### MATERIAL FOR THIS TASK

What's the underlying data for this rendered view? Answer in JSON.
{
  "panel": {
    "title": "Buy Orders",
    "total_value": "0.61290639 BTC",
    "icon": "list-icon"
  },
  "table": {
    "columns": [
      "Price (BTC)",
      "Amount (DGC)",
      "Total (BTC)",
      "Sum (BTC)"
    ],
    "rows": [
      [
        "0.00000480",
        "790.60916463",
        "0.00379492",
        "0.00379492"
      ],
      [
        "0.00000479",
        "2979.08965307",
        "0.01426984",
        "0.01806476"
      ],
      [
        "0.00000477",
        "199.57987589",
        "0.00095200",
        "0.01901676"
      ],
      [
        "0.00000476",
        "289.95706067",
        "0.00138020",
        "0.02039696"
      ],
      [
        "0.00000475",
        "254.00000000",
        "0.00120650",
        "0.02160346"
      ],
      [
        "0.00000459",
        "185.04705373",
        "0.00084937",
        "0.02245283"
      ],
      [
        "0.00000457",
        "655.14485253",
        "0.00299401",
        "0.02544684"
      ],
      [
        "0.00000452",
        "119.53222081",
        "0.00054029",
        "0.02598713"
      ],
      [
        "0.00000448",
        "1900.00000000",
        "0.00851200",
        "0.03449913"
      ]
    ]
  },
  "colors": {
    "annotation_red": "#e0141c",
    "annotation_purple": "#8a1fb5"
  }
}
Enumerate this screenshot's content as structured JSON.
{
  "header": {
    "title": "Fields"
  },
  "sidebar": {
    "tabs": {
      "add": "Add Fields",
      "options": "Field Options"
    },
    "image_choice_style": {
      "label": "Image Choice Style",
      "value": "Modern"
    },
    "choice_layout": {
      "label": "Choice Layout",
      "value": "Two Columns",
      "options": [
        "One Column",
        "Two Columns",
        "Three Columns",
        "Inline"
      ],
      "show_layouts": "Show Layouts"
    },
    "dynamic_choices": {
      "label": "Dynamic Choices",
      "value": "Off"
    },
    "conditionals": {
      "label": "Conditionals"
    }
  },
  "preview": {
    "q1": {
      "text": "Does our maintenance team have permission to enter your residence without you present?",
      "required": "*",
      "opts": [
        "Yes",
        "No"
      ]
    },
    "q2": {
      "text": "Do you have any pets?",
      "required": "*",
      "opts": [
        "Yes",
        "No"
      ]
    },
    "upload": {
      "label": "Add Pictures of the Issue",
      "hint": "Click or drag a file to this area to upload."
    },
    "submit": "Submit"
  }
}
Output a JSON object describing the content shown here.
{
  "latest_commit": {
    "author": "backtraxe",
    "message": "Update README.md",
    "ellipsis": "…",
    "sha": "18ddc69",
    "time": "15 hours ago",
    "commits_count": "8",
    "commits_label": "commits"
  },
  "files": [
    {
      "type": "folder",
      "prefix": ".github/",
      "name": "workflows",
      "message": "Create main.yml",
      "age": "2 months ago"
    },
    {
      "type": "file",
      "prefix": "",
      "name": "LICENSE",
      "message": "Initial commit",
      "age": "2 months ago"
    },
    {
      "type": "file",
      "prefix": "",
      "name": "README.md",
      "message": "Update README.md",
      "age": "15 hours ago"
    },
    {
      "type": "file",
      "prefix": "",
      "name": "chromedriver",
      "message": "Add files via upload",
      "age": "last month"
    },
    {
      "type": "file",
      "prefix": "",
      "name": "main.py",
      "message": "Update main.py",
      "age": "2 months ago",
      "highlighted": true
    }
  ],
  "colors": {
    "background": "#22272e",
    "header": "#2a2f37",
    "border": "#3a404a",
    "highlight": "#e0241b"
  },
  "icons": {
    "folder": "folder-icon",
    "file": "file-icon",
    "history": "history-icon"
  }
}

### WHAT YOU HAVE TO DO
Where a line of the data holds "text", show that line.

### FINAL ANSWER
      "text": "Does our maintenance team have permission to enter your residence without you present?",
      "text": "Do you have any pets?",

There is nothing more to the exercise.